[DIRECTIONS FOR THIS TASK]
Copy out each of the lines below word for word, leaving out the pictures.

___

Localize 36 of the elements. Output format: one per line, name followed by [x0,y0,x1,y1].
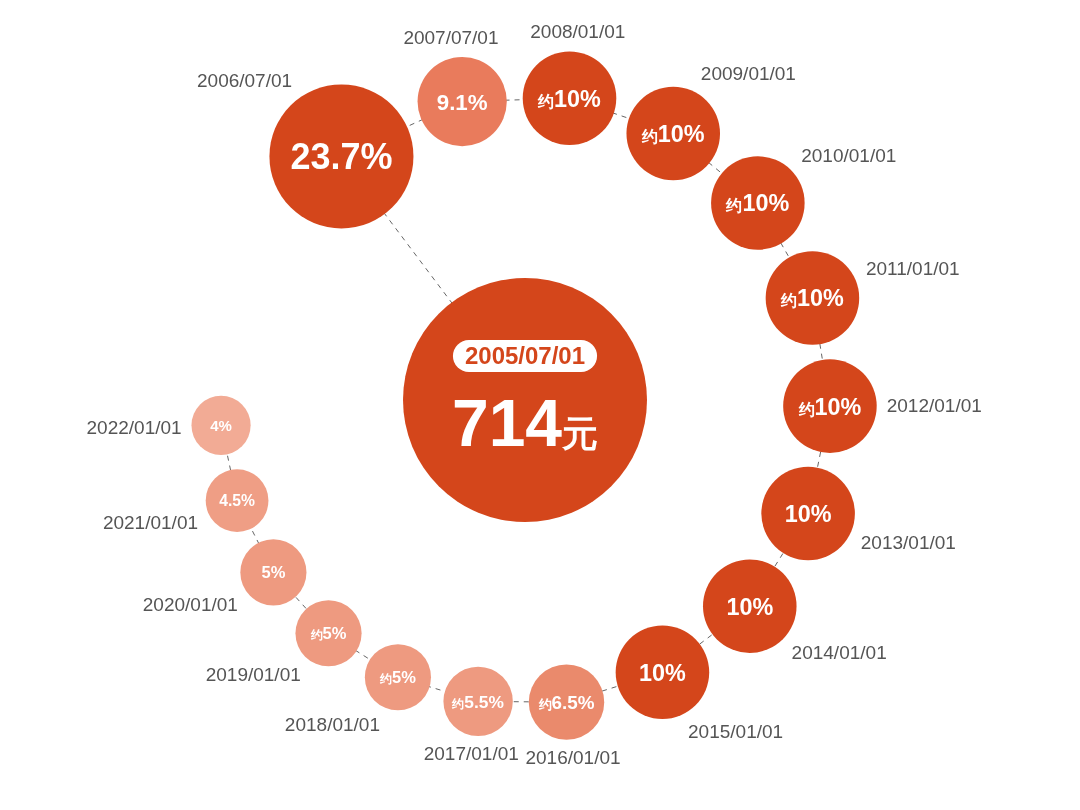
data-label: 约10% [640,120,705,147]
data-label: 5% [261,563,286,583]
data-label: 约10% [537,85,602,112]
category-label: 2012/01/01 [886,395,982,417]
text: 714元 [451,385,599,460]
category-label: 2021/01/01 [102,512,199,533]
category-label: 2016/01/01 [525,747,621,769]
category-label: 2019/01/01 [205,663,301,685]
data-label: 约10% [797,393,862,420]
category-label: 2018/01/01 [284,714,380,736]
category-label: 2022/01/01 [86,416,182,438]
data-label: 10% [726,593,774,620]
data-label: 约5.5% [451,691,504,712]
category-label: 2015/01/01 [688,720,784,742]
data-label: 10% [639,659,687,686]
category-label: 2014/01/01 [791,642,887,664]
category-label: 2013/01/01 [860,532,956,554]
category-label: 2017/01/01 [423,743,519,765]
category-label: 2020/01/01 [142,594,238,616]
text: 2005/07/01 [464,341,586,369]
data-label: 约5% [378,668,417,688]
data-label: 10% [784,500,832,527]
data-label: 约6.5% [537,691,595,713]
category-label: 2010/01/01 [801,145,897,167]
data-label: 4% [210,416,232,434]
category-label: 2006/07/01 [197,69,293,91]
category-label: 2011/01/01 [865,257,960,279]
data-label: 4.5% [219,492,255,510]
data-label: 23.7% [290,136,393,178]
category-label: 2007/07/01 [403,26,499,48]
data-label: 约10% [725,190,790,217]
data-label: 约5% [309,624,347,644]
category-label: 2008/01/01 [530,20,626,42]
category-label: 2009/01/01 [700,62,796,84]
data-label: 9.1% [436,89,488,115]
data-label: 约10% [780,285,845,312]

___

[COMPLETE RESPONSE]
Localize 36 of the elements. Output format: one per line, name followed by [x0,y0,x1,y1].
data-label: 约10% [640,120,705,147]
data-label: 5% [261,563,286,583]
data-label: 约10% [537,85,602,112]
category-label: 2012/01/01 [886,395,982,417]
text: 714元 [451,385,599,460]
category-label: 2021/01/01 [102,512,199,533]
category-label: 2016/01/01 [525,747,621,769]
category-label: 2019/01/01 [205,663,301,685]
data-label: 约10% [797,393,862,420]
category-label: 2018/01/01 [284,714,380,736]
category-label: 2022/01/01 [86,416,182,438]
data-label: 10% [726,593,774,620]
data-label: 约5.5% [451,691,504,712]
category-label: 2015/01/01 [688,720,784,742]
data-label: 10% [639,659,687,686]
category-label: 2014/01/01 [791,642,887,664]
category-label: 2013/01/01 [860,532,956,554]
category-label: 2017/01/01 [423,743,519,765]
category-label: 2020/01/01 [142,594,238,616]
text: 2005/07/01 [464,341,586,369]
data-label: 约5% [378,668,417,688]
data-label: 10% [784,500,832,527]
data-label: 约6.5% [537,691,595,713]
category-label: 2010/01/01 [801,145,897,167]
data-label: 4% [210,416,232,434]
category-label: 2006/07/01 [197,69,293,91]
category-label: 2011/01/01 [865,257,960,279]
data-label: 4.5% [219,492,255,510]
data-label: 23.7% [290,136,393,178]
category-label: 2007/07/01 [403,26,499,48]
data-label: 约10% [725,190,790,217]
data-label: 约5% [309,624,347,644]
category-label: 2008/01/01 [530,20,626,42]
category-label: 2009/01/01 [700,62,796,84]
data-label: 9.1% [436,89,488,115]
data-label: 约10% [780,285,845,312]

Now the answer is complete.